Aim —
From the records, pick out and copy each line containing "Days".

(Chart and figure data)
<<<<

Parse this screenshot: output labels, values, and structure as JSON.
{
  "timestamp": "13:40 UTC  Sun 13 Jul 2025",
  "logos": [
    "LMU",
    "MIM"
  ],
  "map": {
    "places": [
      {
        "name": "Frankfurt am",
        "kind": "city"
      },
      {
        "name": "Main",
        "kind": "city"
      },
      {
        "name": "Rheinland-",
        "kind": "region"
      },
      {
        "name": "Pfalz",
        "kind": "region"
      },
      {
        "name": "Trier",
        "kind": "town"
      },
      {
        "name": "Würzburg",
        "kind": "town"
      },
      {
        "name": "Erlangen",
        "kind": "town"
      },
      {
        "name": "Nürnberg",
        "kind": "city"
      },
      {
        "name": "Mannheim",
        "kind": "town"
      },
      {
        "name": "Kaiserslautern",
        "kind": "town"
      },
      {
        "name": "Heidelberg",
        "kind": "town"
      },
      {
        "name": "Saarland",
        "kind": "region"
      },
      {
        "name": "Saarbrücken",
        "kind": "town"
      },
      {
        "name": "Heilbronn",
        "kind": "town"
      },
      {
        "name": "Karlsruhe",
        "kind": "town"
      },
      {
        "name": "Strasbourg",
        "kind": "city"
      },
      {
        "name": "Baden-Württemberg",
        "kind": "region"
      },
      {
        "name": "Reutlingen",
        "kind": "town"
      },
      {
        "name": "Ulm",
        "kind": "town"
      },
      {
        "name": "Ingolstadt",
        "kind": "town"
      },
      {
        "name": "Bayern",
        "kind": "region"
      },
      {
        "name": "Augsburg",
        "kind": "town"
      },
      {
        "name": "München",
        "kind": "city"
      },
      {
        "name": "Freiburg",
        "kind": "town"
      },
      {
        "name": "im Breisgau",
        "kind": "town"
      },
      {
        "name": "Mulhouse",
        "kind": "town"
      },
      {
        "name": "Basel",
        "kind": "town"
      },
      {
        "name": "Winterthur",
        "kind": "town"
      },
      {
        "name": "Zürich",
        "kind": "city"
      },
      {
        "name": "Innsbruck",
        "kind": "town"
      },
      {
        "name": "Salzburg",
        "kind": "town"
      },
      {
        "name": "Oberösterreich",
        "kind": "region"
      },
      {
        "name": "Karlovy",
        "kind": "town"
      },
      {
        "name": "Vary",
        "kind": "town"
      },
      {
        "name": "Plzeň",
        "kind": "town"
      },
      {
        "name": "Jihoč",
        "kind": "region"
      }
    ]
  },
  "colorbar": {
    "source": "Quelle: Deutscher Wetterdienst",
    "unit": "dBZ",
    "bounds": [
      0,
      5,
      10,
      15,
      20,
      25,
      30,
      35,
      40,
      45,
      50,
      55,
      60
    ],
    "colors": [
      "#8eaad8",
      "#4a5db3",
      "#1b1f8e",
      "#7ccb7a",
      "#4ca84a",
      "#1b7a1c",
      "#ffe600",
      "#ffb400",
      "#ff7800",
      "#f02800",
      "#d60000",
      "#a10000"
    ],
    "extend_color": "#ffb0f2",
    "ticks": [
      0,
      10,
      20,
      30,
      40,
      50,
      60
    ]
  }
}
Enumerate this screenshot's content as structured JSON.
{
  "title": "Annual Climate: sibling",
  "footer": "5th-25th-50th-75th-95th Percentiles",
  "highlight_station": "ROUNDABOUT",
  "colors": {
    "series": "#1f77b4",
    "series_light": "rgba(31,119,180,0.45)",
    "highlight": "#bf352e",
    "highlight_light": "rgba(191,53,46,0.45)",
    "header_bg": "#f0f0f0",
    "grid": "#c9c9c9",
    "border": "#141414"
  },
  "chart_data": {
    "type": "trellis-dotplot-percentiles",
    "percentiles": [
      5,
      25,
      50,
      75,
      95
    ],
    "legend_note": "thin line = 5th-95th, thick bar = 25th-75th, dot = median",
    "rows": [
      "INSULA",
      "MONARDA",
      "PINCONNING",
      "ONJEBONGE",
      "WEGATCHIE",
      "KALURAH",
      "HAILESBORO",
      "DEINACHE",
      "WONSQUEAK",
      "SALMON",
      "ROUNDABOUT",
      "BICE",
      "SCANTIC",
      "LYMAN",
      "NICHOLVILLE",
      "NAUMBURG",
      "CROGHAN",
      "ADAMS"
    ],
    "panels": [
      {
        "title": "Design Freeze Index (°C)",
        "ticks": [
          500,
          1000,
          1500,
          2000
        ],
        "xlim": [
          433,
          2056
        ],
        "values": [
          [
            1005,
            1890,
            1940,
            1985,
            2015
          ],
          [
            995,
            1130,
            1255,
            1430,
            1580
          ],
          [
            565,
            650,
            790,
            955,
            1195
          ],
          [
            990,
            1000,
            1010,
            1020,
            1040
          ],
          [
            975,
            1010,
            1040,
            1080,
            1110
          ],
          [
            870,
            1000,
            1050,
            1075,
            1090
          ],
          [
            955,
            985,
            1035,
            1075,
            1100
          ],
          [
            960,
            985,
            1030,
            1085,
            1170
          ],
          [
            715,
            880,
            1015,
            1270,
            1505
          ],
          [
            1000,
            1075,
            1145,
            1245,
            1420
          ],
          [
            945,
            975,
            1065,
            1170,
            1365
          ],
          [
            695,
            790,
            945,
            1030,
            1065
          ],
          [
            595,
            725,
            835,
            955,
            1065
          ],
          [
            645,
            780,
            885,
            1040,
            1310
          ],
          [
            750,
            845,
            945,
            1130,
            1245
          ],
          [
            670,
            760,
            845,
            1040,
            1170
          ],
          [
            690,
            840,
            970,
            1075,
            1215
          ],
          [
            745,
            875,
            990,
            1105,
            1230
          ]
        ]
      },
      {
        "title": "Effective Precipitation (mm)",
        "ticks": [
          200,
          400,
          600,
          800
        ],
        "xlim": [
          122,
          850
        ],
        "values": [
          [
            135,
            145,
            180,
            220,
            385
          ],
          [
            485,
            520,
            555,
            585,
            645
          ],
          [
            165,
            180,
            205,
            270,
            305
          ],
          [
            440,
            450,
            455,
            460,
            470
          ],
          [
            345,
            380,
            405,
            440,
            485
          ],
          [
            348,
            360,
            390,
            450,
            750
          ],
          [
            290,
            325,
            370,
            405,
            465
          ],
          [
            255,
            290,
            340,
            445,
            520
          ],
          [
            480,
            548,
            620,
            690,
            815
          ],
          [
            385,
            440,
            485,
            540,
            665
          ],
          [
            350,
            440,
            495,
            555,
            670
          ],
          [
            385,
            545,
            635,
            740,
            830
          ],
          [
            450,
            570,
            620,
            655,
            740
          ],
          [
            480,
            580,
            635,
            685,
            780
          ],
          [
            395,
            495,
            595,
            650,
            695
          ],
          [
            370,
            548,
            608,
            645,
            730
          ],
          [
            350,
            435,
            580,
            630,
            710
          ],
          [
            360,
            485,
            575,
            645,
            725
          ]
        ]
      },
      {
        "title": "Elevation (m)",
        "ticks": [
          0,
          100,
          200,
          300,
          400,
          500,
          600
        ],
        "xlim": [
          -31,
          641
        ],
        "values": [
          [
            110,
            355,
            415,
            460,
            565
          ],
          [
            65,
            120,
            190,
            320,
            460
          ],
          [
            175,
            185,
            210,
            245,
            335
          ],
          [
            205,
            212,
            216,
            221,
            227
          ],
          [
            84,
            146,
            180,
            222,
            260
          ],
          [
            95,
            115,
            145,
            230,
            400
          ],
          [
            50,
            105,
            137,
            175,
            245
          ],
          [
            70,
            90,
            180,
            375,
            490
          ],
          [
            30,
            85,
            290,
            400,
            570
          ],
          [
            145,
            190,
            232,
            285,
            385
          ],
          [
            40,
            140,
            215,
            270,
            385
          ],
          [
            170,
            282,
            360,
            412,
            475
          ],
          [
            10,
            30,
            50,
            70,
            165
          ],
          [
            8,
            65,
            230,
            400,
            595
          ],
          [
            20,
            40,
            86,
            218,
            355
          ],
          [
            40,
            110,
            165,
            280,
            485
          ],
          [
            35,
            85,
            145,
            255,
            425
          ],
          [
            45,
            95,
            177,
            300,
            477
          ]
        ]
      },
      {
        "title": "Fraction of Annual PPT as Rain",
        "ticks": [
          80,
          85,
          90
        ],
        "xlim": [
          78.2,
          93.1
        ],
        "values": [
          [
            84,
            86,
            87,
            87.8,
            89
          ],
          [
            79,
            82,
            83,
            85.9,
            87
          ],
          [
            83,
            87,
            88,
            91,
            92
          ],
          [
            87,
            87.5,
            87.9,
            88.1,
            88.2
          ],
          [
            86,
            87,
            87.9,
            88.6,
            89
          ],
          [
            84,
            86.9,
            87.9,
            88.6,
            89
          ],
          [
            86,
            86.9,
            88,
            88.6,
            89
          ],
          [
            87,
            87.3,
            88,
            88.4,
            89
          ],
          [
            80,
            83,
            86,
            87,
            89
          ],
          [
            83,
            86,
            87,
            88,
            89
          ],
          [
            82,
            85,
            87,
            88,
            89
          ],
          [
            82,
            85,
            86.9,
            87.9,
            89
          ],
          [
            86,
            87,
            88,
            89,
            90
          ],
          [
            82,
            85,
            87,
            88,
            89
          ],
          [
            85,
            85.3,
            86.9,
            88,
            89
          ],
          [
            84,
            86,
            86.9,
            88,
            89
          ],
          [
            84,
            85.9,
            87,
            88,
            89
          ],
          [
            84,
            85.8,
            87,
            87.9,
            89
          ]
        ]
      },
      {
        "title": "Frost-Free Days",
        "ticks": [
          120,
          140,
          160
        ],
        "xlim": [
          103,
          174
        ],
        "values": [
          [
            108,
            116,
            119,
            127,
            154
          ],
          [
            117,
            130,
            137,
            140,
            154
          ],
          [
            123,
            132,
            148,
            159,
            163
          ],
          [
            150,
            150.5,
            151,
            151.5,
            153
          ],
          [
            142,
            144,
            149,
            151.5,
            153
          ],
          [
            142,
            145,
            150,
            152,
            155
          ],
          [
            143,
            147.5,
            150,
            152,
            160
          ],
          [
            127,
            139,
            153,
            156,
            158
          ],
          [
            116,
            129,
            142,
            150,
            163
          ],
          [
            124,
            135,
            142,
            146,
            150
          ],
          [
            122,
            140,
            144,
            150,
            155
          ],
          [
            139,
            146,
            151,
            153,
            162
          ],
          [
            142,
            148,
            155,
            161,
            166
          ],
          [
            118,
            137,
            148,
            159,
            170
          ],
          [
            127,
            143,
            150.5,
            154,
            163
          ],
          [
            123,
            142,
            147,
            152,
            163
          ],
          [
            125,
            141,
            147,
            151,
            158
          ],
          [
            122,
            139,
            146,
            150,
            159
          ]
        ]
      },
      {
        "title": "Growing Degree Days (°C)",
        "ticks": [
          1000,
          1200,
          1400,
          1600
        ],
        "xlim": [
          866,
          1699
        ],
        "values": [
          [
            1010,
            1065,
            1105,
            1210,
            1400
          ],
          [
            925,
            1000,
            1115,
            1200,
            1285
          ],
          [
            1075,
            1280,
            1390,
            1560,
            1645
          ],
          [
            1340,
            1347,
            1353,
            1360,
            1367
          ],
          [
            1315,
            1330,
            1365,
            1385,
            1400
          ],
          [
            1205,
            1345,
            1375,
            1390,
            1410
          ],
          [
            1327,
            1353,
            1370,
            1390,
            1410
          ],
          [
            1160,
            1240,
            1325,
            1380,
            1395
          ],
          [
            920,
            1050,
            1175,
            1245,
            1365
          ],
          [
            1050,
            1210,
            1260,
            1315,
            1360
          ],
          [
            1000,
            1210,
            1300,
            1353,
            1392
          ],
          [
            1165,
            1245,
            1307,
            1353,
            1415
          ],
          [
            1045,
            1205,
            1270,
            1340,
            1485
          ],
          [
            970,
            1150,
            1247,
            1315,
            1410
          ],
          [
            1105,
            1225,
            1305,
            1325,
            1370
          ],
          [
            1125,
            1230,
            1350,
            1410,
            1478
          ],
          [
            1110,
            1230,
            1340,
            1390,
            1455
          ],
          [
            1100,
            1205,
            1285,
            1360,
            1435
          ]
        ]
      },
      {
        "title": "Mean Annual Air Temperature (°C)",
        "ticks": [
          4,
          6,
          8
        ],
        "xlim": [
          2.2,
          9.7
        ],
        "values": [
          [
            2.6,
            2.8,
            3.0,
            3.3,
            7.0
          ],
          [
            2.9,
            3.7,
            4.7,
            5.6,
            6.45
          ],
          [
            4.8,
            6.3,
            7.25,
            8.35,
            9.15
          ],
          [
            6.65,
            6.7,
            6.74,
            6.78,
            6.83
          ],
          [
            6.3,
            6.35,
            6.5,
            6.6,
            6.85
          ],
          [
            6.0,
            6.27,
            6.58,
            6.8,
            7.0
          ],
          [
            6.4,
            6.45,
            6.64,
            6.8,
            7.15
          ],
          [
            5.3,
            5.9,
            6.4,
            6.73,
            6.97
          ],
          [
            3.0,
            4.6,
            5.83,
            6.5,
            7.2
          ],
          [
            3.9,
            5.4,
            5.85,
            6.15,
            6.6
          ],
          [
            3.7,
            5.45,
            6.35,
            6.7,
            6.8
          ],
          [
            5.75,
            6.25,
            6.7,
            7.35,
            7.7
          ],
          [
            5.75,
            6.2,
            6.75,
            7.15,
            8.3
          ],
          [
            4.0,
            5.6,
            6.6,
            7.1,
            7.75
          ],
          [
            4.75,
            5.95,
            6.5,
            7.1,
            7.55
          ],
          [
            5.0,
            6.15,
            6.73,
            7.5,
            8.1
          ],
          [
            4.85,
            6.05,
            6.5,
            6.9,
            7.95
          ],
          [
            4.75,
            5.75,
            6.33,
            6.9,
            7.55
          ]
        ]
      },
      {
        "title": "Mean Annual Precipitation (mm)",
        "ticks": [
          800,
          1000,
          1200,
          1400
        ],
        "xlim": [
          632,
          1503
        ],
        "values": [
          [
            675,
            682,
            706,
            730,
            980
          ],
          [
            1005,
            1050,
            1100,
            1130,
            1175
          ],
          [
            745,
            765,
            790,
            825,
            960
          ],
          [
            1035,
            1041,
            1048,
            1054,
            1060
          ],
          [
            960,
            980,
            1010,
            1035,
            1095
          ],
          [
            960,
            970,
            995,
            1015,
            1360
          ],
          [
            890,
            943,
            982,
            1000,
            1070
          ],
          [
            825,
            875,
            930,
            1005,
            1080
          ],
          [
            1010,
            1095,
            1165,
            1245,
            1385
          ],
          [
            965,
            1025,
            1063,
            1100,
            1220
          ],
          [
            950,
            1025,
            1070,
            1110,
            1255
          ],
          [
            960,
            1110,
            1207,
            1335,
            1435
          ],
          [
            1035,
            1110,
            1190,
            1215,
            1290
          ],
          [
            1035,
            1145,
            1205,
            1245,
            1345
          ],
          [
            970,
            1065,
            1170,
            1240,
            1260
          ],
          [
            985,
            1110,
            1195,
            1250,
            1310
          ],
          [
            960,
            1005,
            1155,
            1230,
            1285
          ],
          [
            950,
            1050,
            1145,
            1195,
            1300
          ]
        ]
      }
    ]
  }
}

>>>>

Response —
        "title": "Frost-Free Days",
        "title": "Growing Degree Days (°C)",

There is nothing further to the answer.